Exercise details:
Of all the lines in the material, how many contain the word "menú"? State the number alone.

Exercise material:
....
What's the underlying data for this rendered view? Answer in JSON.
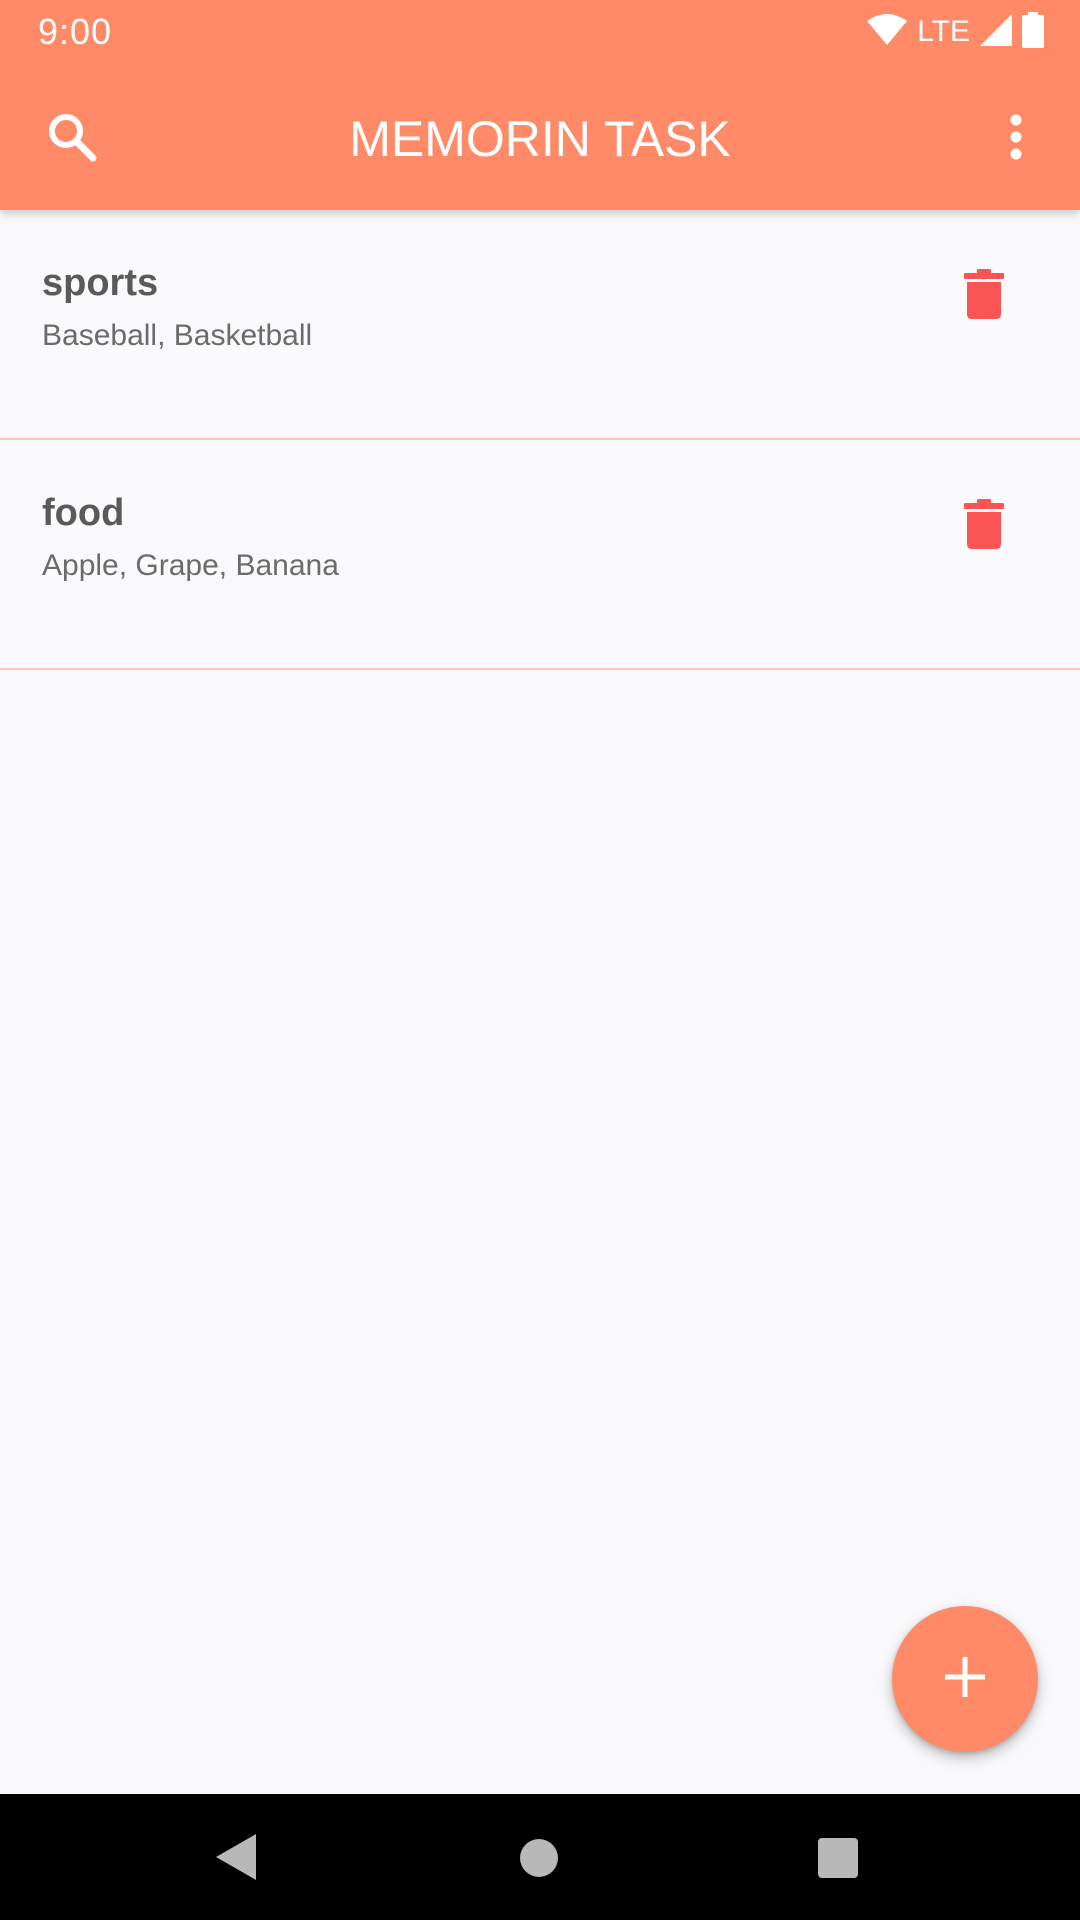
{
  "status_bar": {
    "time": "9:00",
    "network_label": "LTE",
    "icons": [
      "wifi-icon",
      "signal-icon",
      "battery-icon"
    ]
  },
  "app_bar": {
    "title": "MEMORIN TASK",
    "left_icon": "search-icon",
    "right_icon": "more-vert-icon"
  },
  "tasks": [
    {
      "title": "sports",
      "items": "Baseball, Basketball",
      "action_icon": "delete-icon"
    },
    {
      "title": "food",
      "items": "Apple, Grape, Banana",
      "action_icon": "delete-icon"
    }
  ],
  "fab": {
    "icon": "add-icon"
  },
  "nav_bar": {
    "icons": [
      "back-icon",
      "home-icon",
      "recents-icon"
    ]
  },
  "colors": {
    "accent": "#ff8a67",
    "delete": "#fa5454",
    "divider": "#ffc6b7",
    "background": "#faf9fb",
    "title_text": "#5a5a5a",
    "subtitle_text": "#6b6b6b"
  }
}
....
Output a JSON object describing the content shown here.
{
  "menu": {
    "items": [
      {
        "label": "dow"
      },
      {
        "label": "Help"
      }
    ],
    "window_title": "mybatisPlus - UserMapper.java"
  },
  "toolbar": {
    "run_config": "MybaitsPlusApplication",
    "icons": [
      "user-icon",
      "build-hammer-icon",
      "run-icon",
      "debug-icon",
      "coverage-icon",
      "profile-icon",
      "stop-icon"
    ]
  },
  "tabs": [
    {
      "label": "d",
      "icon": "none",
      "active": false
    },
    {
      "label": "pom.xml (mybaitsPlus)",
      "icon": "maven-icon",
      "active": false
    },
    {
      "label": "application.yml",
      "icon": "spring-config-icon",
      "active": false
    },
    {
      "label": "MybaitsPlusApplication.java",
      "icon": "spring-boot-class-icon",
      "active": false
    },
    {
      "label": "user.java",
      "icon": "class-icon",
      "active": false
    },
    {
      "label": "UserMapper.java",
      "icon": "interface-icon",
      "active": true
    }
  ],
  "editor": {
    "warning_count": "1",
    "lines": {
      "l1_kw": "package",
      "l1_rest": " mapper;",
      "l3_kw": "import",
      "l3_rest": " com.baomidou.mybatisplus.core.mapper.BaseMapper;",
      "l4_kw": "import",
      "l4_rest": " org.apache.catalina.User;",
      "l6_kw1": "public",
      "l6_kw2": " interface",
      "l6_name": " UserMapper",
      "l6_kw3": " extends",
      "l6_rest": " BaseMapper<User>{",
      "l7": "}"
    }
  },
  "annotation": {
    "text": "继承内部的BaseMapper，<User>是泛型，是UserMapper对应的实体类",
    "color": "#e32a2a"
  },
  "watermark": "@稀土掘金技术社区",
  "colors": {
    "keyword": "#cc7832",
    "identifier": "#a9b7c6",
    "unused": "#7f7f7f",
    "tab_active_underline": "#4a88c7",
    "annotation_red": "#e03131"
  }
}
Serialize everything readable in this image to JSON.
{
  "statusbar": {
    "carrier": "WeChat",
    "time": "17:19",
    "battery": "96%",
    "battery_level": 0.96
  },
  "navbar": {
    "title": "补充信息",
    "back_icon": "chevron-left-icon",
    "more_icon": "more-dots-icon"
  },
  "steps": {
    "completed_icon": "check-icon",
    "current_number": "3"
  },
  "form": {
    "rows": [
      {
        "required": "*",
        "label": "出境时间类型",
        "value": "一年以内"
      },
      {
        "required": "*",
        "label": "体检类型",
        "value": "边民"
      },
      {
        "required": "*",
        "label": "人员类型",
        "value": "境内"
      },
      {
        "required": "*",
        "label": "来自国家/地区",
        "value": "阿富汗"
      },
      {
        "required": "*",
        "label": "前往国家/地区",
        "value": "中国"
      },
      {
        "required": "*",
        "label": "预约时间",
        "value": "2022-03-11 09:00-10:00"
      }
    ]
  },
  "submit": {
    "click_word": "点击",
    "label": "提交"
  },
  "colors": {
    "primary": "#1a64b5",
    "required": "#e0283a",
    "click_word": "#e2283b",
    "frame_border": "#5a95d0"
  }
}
....
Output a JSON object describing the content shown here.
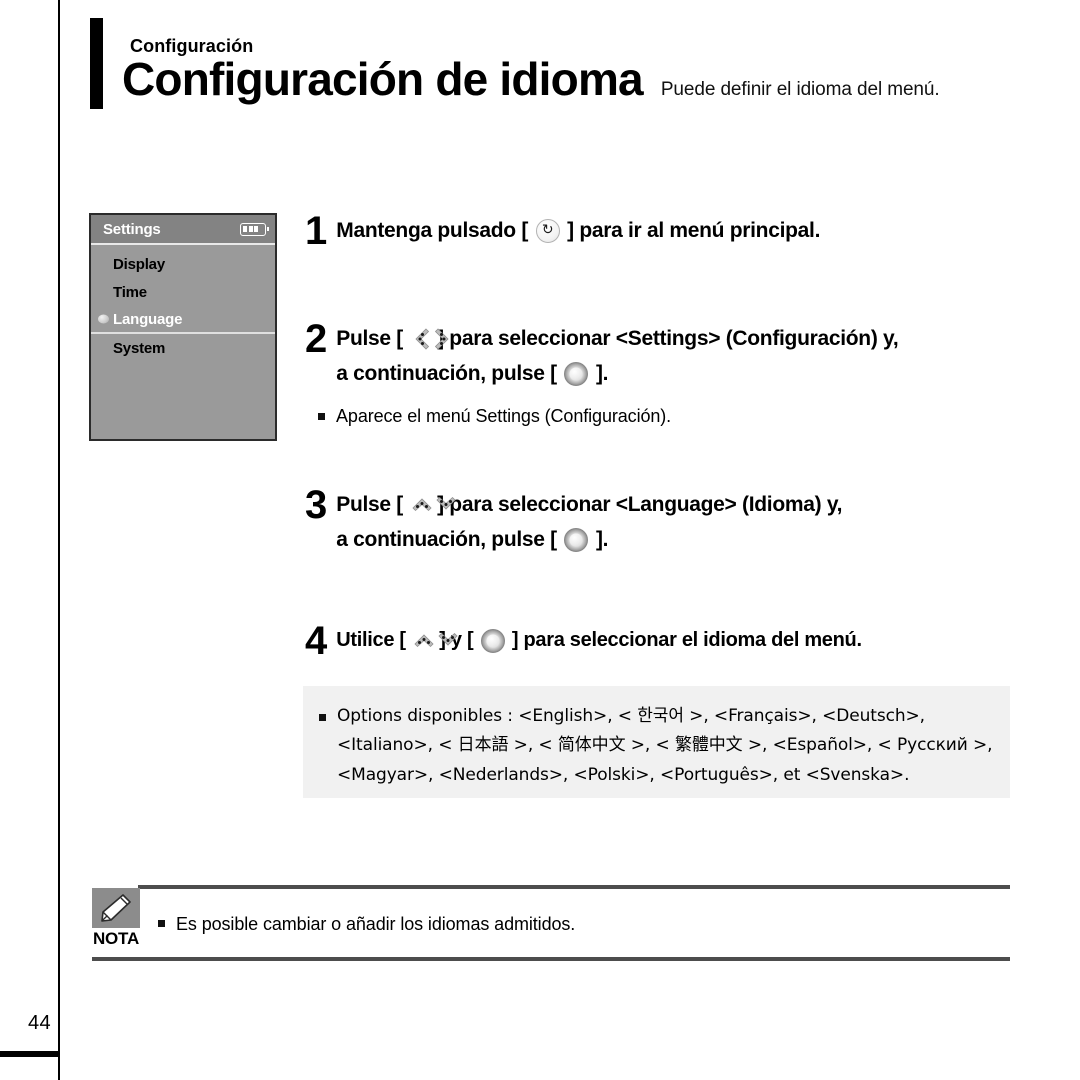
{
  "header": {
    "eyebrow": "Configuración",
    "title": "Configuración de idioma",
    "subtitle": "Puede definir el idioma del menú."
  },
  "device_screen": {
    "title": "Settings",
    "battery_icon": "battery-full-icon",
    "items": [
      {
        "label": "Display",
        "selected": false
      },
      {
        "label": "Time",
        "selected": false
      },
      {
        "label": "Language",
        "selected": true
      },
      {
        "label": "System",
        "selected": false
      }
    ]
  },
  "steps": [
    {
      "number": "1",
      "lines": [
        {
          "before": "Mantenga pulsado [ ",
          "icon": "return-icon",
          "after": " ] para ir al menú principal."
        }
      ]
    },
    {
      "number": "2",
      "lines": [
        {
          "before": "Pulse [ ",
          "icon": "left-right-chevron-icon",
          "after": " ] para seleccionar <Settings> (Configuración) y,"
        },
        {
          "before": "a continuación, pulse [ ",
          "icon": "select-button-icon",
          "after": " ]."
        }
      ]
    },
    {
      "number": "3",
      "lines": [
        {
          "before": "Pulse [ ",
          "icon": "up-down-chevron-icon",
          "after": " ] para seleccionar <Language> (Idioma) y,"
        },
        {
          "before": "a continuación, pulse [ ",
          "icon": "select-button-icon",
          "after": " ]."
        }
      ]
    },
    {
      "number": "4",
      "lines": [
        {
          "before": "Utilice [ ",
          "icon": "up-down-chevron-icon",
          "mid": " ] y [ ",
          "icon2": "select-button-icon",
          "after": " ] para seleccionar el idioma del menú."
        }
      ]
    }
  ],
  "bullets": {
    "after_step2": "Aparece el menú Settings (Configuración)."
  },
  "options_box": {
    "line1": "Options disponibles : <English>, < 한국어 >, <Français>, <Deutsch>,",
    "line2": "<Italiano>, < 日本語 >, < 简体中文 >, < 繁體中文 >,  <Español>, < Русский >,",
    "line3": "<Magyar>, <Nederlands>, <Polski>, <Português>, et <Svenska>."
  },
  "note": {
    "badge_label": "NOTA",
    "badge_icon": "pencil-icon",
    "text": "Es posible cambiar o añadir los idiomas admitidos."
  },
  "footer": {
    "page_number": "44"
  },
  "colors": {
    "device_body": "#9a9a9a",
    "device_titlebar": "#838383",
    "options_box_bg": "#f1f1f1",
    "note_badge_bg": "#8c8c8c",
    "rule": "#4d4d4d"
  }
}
....
Final result:
4